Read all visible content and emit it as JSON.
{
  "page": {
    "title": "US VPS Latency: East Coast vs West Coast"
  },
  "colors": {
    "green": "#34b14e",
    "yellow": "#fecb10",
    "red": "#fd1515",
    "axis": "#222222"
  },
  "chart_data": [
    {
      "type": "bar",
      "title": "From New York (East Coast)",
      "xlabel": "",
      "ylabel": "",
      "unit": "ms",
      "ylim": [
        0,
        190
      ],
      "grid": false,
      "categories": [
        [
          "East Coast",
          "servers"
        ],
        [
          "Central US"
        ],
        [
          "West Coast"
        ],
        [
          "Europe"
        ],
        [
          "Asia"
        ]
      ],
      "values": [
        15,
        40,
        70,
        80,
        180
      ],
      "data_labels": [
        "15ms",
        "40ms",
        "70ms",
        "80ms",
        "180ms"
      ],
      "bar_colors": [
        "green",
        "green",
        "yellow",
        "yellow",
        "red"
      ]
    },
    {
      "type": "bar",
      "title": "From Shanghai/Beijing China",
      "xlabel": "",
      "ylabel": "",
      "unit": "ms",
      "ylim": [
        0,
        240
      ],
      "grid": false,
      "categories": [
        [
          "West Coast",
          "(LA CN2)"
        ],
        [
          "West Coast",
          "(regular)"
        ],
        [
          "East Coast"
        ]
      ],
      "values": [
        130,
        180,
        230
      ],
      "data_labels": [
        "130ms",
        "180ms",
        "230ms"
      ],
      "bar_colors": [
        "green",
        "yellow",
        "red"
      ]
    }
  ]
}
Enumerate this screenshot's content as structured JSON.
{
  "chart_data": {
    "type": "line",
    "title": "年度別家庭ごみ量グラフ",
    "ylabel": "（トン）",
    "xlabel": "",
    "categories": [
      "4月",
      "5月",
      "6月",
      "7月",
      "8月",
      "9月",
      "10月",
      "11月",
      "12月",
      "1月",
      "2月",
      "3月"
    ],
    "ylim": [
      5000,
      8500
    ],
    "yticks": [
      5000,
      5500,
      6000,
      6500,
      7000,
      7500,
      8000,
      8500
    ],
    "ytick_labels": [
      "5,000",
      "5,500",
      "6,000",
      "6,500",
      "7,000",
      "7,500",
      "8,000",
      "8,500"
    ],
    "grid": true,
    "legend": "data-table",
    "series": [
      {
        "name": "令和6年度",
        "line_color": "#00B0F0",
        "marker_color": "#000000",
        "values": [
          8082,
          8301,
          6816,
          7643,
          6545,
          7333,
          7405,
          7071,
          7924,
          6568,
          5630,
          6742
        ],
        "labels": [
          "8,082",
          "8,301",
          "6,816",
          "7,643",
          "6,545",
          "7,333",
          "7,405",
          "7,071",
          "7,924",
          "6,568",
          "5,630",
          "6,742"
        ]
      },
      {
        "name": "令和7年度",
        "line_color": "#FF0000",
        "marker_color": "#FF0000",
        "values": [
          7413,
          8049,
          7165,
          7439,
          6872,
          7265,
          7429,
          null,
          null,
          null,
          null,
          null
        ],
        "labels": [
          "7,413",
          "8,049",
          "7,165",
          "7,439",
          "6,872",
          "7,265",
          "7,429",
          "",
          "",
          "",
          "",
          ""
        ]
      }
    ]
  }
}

SHORT TASK
All entries shown above should be printed again exactly.

RESULT
Read all visible content and emit it as JSON.
{
  "page": {
    "title": "US VPS Latency: East Coast vs West Coast"
  },
  "colors": {
    "green": "#34b14e",
    "yellow": "#fecb10",
    "red": "#fd1515",
    "axis": "#222222"
  },
  "chart_data": [
    {
      "type": "bar",
      "title": "From New York (East Coast)",
      "xlabel": "",
      "ylabel": "",
      "unit": "ms",
      "ylim": [
        0,
        190
      ],
      "grid": false,
      "categories": [
        [
          "East Coast",
          "servers"
        ],
        [
          "Central US"
        ],
        [
          "West Coast"
        ],
        [
          "Europe"
        ],
        [
          "Asia"
        ]
      ],
      "values": [
        15,
        40,
        70,
        80,
        180
      ],
      "data_labels": [
        "15ms",
        "40ms",
        "70ms",
        "80ms",
        "180ms"
      ],
      "bar_colors": [
        "green",
        "green",
        "yellow",
        "yellow",
        "red"
      ]
    },
    {
      "type": "bar",
      "title": "From Shanghai/Beijing China",
      "xlabel": "",
      "ylabel": "",
      "unit": "ms",
      "ylim": [
        0,
        240
      ],
      "grid": false,
      "categories": [
        [
          "West Coast",
          "(LA CN2)"
        ],
        [
          "West Coast",
          "(regular)"
        ],
        [
          "East Coast"
        ]
      ],
      "values": [
        130,
        180,
        230
      ],
      "data_labels": [
        "130ms",
        "180ms",
        "230ms"
      ],
      "bar_colors": [
        "green",
        "yellow",
        "red"
      ]
    }
  ]
}
Enumerate this screenshot's content as structured JSON.
{
  "chart_data": {
    "type": "line",
    "title": "年度別家庭ごみ量グラフ",
    "ylabel": "（トン）",
    "xlabel": "",
    "categories": [
      "4月",
      "5月",
      "6月",
      "7月",
      "8月",
      "9月",
      "10月",
      "11月",
      "12月",
      "1月",
      "2月",
      "3月"
    ],
    "ylim": [
      5000,
      8500
    ],
    "yticks": [
      5000,
      5500,
      6000,
      6500,
      7000,
      7500,
      8000,
      8500
    ],
    "ytick_labels": [
      "5,000",
      "5,500",
      "6,000",
      "6,500",
      "7,000",
      "7,500",
      "8,000",
      "8,500"
    ],
    "grid": true,
    "legend": "data-table",
    "series": [
      {
        "name": "令和6年度",
        "line_color": "#00B0F0",
        "marker_color": "#000000",
        "values": [
          8082,
          8301,
          6816,
          7643,
          6545,
          7333,
          7405,
          7071,
          7924,
          6568,
          5630,
          6742
        ],
        "labels": [
          "8,082",
          "8,301",
          "6,816",
          "7,643",
          "6,545",
          "7,333",
          "7,405",
          "7,071",
          "7,924",
          "6,568",
          "5,630",
          "6,742"
        ]
      },
      {
        "name": "令和7年度",
        "line_color": "#FF0000",
        "marker_color": "#FF0000",
        "values": [
          7413,
          8049,
          7165,
          7439,
          6872,
          7265,
          7429,
          null,
          null,
          null,
          null,
          null
        ],
        "labels": [
          "7,413",
          "8,049",
          "7,165",
          "7,439",
          "6,872",
          "7,265",
          "7,429",
          "",
          "",
          "",
          "",
          ""
        ]
      }
    ]
  }
}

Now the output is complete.